### GOAL OF THE EXERCISE
Return the listing below in full, with every line exactly as it is.

---------- SUPPLIED MATERIAL

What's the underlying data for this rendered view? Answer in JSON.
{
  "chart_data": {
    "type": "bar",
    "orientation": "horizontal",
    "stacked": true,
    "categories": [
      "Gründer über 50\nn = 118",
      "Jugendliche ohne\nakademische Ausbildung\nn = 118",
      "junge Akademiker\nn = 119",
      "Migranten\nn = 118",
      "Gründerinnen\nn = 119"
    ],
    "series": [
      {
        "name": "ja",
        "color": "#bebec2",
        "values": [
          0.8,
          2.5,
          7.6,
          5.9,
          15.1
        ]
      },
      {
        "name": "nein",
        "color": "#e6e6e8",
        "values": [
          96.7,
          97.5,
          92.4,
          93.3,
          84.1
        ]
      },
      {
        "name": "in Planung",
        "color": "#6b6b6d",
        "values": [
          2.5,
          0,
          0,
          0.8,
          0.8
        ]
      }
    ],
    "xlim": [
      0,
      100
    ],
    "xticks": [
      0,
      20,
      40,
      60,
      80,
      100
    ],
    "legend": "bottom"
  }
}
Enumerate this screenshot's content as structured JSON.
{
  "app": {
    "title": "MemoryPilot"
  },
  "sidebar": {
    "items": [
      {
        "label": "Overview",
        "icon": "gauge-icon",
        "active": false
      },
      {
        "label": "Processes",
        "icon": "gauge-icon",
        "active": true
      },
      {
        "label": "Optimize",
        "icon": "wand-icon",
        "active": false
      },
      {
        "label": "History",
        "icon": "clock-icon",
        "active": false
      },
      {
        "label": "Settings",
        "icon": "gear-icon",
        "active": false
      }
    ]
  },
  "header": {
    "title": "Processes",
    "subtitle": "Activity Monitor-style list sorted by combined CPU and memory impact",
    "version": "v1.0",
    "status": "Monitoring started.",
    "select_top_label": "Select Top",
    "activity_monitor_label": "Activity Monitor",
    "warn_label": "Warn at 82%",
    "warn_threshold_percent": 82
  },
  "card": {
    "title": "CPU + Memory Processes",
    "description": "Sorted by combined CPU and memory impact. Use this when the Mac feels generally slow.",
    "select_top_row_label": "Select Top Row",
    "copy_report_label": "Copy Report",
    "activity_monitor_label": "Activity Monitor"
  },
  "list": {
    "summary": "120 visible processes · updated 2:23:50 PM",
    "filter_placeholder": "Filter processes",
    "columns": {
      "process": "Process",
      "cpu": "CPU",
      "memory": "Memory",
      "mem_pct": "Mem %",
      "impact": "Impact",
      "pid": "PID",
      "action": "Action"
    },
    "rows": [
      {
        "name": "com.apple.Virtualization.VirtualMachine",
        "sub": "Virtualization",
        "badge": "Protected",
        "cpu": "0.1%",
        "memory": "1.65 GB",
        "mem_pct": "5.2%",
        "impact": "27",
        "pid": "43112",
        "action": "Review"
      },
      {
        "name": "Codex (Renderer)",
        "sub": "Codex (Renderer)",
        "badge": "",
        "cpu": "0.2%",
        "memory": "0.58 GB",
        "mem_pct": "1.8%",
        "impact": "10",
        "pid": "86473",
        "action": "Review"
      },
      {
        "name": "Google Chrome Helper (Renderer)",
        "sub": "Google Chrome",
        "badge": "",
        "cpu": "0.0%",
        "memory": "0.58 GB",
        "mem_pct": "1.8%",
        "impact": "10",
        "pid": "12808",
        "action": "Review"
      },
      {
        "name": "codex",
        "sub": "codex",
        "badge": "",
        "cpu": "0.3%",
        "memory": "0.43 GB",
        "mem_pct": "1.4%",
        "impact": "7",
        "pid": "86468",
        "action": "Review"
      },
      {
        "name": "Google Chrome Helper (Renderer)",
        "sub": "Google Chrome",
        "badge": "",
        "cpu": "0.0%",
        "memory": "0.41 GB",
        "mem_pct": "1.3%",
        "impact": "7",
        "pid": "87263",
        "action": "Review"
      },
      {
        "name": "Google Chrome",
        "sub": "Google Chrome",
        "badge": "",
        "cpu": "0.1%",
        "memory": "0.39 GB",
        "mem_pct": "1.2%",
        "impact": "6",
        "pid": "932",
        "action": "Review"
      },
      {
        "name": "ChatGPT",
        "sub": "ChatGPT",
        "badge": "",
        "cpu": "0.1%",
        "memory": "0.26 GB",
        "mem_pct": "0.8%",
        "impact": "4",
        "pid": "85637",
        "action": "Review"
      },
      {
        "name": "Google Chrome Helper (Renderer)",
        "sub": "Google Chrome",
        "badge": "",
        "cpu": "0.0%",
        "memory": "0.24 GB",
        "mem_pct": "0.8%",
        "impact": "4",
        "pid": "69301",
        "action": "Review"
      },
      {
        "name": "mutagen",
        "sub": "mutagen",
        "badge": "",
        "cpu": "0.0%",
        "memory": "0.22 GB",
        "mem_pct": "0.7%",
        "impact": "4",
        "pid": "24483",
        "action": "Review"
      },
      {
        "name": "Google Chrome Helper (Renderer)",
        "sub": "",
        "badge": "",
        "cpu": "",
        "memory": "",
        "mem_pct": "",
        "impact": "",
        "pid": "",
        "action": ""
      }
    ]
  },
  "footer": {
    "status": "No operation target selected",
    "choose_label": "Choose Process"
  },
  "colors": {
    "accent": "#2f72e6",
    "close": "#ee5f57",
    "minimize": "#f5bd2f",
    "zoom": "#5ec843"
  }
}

--------------------

### RESULT
What's the underlying data for this rendered view? Answer in JSON.
{
  "chart_data": {
    "type": "bar",
    "orientation": "horizontal",
    "stacked": true,
    "categories": [
      "Gründer über 50\nn = 118",
      "Jugendliche ohne\nakademische Ausbildung\nn = 118",
      "junge Akademiker\nn = 119",
      "Migranten\nn = 118",
      "Gründerinnen\nn = 119"
    ],
    "series": [
      {
        "name": "ja",
        "color": "#bebec2",
        "values": [
          0.8,
          2.5,
          7.6,
          5.9,
          15.1
        ]
      },
      {
        "name": "nein",
        "color": "#e6e6e8",
        "values": [
          96.7,
          97.5,
          92.4,
          93.3,
          84.1
        ]
      },
      {
        "name": "in Planung",
        "color": "#6b6b6d",
        "values": [
          2.5,
          0,
          0,
          0.8,
          0.8
        ]
      }
    ],
    "xlim": [
      0,
      100
    ],
    "xticks": [
      0,
      20,
      40,
      60,
      80,
      100
    ],
    "legend": "bottom"
  }
}
Enumerate this screenshot's content as structured JSON.
{
  "app": {
    "title": "MemoryPilot"
  },
  "sidebar": {
    "items": [
      {
        "label": "Overview",
        "icon": "gauge-icon",
        "active": false
      },
      {
        "label": "Processes",
        "icon": "gauge-icon",
        "active": true
      },
      {
        "label": "Optimize",
        "icon": "wand-icon",
        "active": false
      },
      {
        "label": "History",
        "icon": "clock-icon",
        "active": false
      },
      {
        "label": "Settings",
        "icon": "gear-icon",
        "active": false
      }
    ]
  },
  "header": {
    "title": "Processes",
    "subtitle": "Activity Monitor-style list sorted by combined CPU and memory impact",
    "version": "v1.0",
    "status": "Monitoring started.",
    "select_top_label": "Select Top",
    "activity_monitor_label": "Activity Monitor",
    "warn_label": "Warn at 82%",
    "warn_threshold_percent": 82
  },
  "card": {
    "title": "CPU + Memory Processes",
    "description": "Sorted by combined CPU and memory impact. Use this when the Mac feels generally slow.",
    "select_top_row_label": "Select Top Row",
    "copy_report_label": "Copy Report",
    "activity_monitor_label": "Activity Monitor"
  },
  "list": {
    "summary": "120 visible processes · updated 2:23:50 PM",
    "filter_placeholder": "Filter processes",
    "columns": {
      "process": "Process",
      "cpu": "CPU",
      "memory": "Memory",
      "mem_pct": "Mem %",
      "impact": "Impact",
      "pid": "PID",
      "action": "Action"
    },
    "rows": [
      {
        "name": "com.apple.Virtualization.VirtualMachine",
        "sub": "Virtualization",
        "badge": "Protected",
        "cpu": "0.1%",
        "memory": "1.65 GB",
        "mem_pct": "5.2%",
        "impact": "27",
        "pid": "43112",
        "action": "Review"
      },
      {
        "name": "Codex (Renderer)",
        "sub": "Codex (Renderer)",
        "badge": "",
        "cpu": "0.2%",
        "memory": "0.58 GB",
        "mem_pct": "1.8%",
        "impact": "10",
        "pid": "86473",
        "action": "Review"
      },
      {
        "name": "Google Chrome Helper (Renderer)",
        "sub": "Google Chrome",
        "badge": "",
        "cpu": "0.0%",
        "memory": "0.58 GB",
        "mem_pct": "1.8%",
        "impact": "10",
        "pid": "12808",
        "action": "Review"
      },
      {
        "name": "codex",
        "sub": "codex",
        "badge": "",
        "cpu": "0.3%",
        "memory": "0.43 GB",
        "mem_pct": "1.4%",
        "impact": "7",
        "pid": "86468",
        "action": "Review"
      },
      {
        "name": "Google Chrome Helper (Renderer)",
        "sub": "Google Chrome",
        "badge": "",
        "cpu": "0.0%",
        "memory": "0.41 GB",
        "mem_pct": "1.3%",
        "impact": "7",
        "pid": "87263",
        "action": "Review"
      },
      {
        "name": "Google Chrome",
        "sub": "Google Chrome",
        "badge": "",
        "cpu": "0.1%",
        "memory": "0.39 GB",
        "mem_pct": "1.2%",
        "impact": "6",
        "pid": "932",
        "action": "Review"
      },
      {
        "name": "ChatGPT",
        "sub": "ChatGPT",
        "badge": "",
        "cpu": "0.1%",
        "memory": "0.26 GB",
        "mem_pct": "0.8%",
        "impact": "4",
        "pid": "85637",
        "action": "Review"
      },
      {
        "name": "Google Chrome Helper (Renderer)",
        "sub": "Google Chrome",
        "badge": "",
        "cpu": "0.0%",
        "memory": "0.24 GB",
        "mem_pct": "0.8%",
        "impact": "4",
        "pid": "69301",
        "action": "Review"
      },
      {
        "name": "mutagen",
        "sub": "mutagen",
        "badge": "",
        "cpu": "0.0%",
        "memory": "0.22 GB",
        "mem_pct": "0.7%",
        "impact": "4",
        "pid": "24483",
        "action": "Review"
      },
      {
        "name": "Google Chrome Helper (Renderer)",
        "sub": "",
        "badge": "",
        "cpu": "",
        "memory": "",
        "mem_pct": "",
        "impact": "",
        "pid": "",
        "action": ""
      }
    ]
  },
  "footer": {
    "status": "No operation target selected",
    "choose_label": "Choose Process"
  },
  "colors": {
    "accent": "#2f72e6",
    "close": "#ee5f57",
    "minimize": "#f5bd2f",
    "zoom": "#5ec843"
  }
}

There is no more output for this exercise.